Given problem: Return all of the data exactly, with nothing left out but the pictures.
——
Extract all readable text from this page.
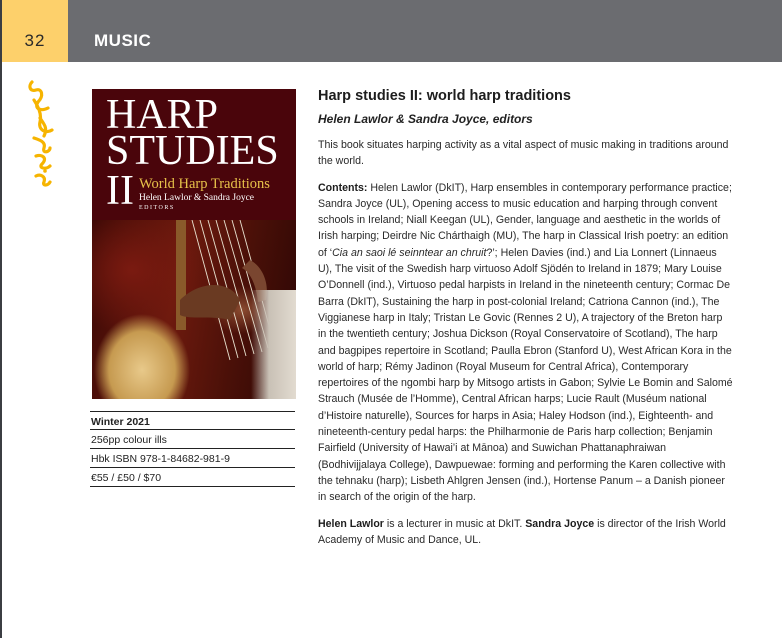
32	MUSIC
HARP
STUDIES
II World Harp Traditions
Helen Lawlor & Sandra Joyce
EDITORS
Winter 2021
256pp colour ills
Hbk ISBN 978-1-84682-981-9
€55 / £50 / $70
Harp studies II: world harp traditions
Helen Lawlor & Sandra Joyce, editors

This book situates harping activity as a vital aspect of music making in traditions around the world.

Contents: Helen Lawlor (DkIT), Harp ensembles in contemporary performance practice; Sandra Joyce (UL), Opening access to music education and harping through convent schools in Ireland; Niall Keegan (UL), Gender, language and aesthetic in the worlds of Irish harping; Deirdre Nic Chárthaigh (MU), The harp in Classical Irish poetry: an edition of ‘Cia an saoi lé seinntear an chruit?’; Helen Davies (ind.) and Lia Lonnert (Linnaeus U), The visit of the Swedish harp virtuoso Adolf Sjödén to Ireland in 1879; Mary Louise O’Donnell (ind.), Virtuoso pedal harpists in Ireland in the nineteenth century; Cormac De Barra (DkIT), Sustaining the harp in post-colonial Ireland; Catriona Cannon (ind.), The Viggianese harp in Italy; Tristan Le Govic (Rennes 2 U), A trajectory of the Breton harp in the twentieth century; Joshua Dickson (Royal Conservatoire of Scotland), The harp and bagpipes repertoire in Scotland; Paulla Ebron (Stanford U), West African Kora in the world of harp; Rémy Jadinon (Royal Museum for Central Africa), Contemporary repertoires of the ngombi harp by Mitsogo artists in Gabon; Sylvie Le Bomin and Salomé Strauch (Musée de l’Homme), Central African harps; Lucie Rault (Muséum national d’Histoire naturelle), Sources for harps in Asia; Haley Hodson (ind.), Eighteenth- and nineteenth-century pedal harps: the Philharmonie de Paris harp collection; Benjamin Fairfield (University of Hawai’i at Mānoa) and Suwichan Phattanaphraiwan (Bodhivijjalaya College), Dawpuewae: forming and performing the Karen collective with the tehnaku (harp); Lisbeth Ahlgren Jensen (ind.), Hortense Panum – a Danish pioneer in search of the origin of the harp.

Helen Lawlor is a lecturer in music at DkIT. Sandra Joyce is director of the Irish World Academy of Music and Dance, UL.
——
Written reply:
Extract all readable text from this page.
32	MUSIC
HARP
STUDIES
II World Harp Traditions
Helen Lawlor & Sandra Joyce
EDITORS
Winter 2021
256pp colour ills
Hbk ISBN 978-1-84682-981-9
€55 / £50 / $70
Harp studies II: world harp traditions
Helen Lawlor & Sandra Joyce, editors

This book situates harping activity as a vital aspect of music making in traditions around the world.

Contents: Helen Lawlor (DkIT), Harp ensembles in contemporary performance practice; Sandra Joyce (UL), Opening access to music education and harping through convent schools in Ireland; Niall Keegan (UL), Gender, language and aesthetic in the worlds of Irish harping; Deirdre Nic Chárthaigh (MU), The harp in Classical Irish poetry: an edition of ‘Cia an saoi lé seinntear an chruit?’; Helen Davies (ind.) and Lia Lonnert (Linnaeus U), The visit of the Swedish harp virtuoso Adolf Sjödén to Ireland in 1879; Mary Louise O’Donnell (ind.), Virtuoso pedal harpists in Ireland in the nineteenth century; Cormac De Barra (DkIT), Sustaining the harp in post-colonial Ireland; Catriona Cannon (ind.), The Viggianese harp in Italy; Tristan Le Govic (Rennes 2 U), A trajectory of the Breton harp in the twentieth century; Joshua Dickson (Royal Conservatoire of Scotland), The harp and bagpipes repertoire in Scotland; Paulla Ebron (Stanford U), West African Kora in the world of harp; Rémy Jadinon (Royal Museum for Central Africa), Contemporary repertoires of the ngombi harp by Mitsogo artists in Gabon; Sylvie Le Bomin and Salomé Strauch (Musée de l’Homme), Central African harps; Lucie Rault (Muséum national d’Histoire naturelle), Sources for harps in Asia; Haley Hodson (ind.), Eighteenth- and nineteenth-century pedal harps: the Philharmonie de Paris harp collection; Benjamin Fairfield (University of Hawai’i at Mānoa) and Suwichan Phattanaphraiwan (Bodhivijjalaya College), Dawpuewae: forming and performing the Karen collective with the tehnaku (harp); Lisbeth Ahlgren Jensen (ind.), Hortense Panum – a Danish pioneer in search of the origin of the harp.

Helen Lawlor is a lecturer in music at DkIT. Sandra Joyce is director of the Irish World Academy of Music and Dance, UL.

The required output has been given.